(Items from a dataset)
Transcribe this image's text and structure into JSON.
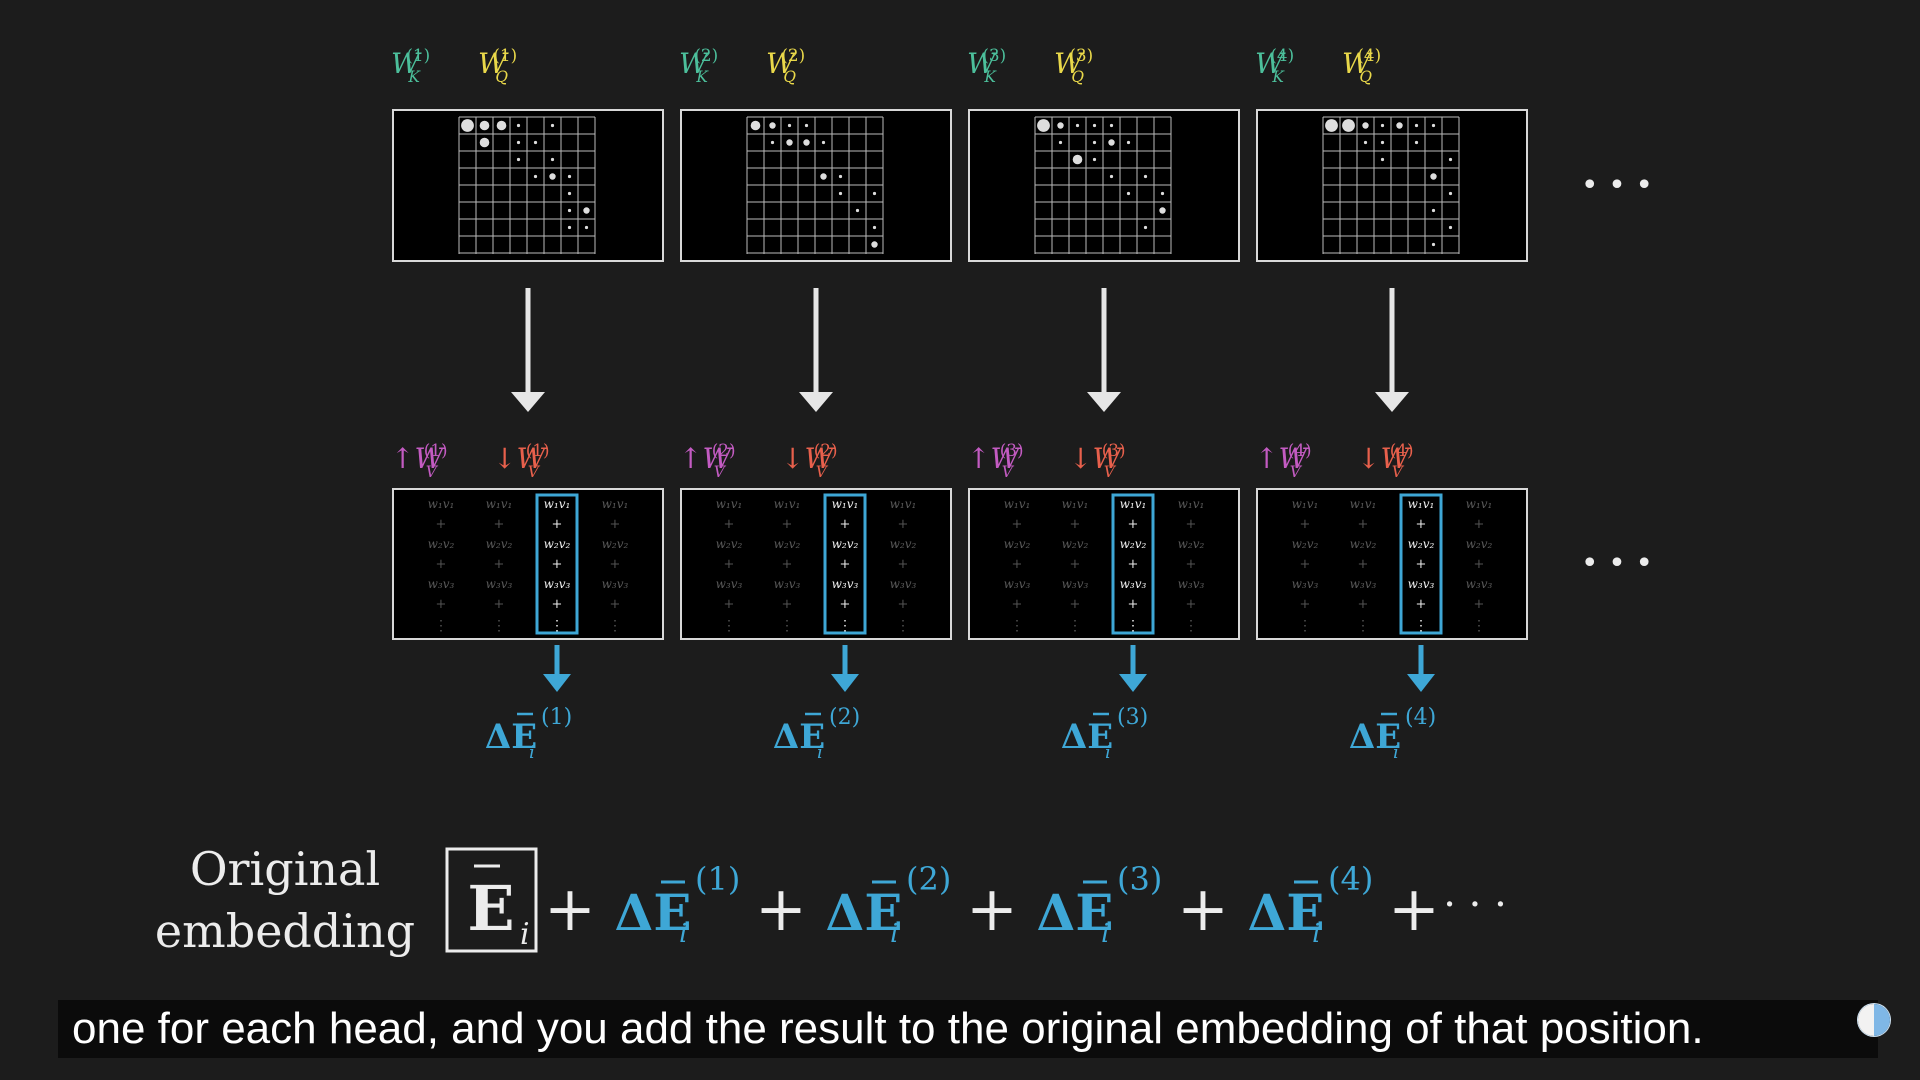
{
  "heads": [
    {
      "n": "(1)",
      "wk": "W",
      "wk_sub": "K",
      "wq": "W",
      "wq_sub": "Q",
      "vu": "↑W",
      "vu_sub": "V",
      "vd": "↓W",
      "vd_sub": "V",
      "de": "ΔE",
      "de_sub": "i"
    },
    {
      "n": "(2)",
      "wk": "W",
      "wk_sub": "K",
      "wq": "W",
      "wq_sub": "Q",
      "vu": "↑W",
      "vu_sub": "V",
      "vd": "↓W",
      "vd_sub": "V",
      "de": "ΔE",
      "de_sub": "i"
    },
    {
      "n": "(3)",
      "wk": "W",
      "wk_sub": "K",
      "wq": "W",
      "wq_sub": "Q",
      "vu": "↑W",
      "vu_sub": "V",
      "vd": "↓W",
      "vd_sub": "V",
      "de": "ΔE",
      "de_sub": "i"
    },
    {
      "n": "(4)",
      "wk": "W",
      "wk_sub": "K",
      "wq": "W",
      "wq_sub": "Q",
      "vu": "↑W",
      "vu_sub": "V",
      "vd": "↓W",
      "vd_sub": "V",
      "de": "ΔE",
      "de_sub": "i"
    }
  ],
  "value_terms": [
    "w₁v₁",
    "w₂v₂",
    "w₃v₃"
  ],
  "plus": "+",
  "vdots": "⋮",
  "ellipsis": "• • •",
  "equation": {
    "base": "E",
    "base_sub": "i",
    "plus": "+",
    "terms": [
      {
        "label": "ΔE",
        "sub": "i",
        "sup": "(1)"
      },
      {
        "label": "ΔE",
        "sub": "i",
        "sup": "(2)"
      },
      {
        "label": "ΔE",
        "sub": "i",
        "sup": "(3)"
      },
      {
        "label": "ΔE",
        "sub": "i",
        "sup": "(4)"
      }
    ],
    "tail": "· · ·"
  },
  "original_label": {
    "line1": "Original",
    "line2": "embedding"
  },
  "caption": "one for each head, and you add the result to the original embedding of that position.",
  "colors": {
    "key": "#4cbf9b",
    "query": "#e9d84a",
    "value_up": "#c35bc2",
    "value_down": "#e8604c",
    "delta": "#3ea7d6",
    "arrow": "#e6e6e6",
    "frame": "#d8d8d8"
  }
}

Set problem:
Scan the entries above for the word "embedding" and collect each line holding it.

Solution to this task:
    "line2": "embedding"
  "caption": "one for each head, and you add the result to the original embedding of that position.",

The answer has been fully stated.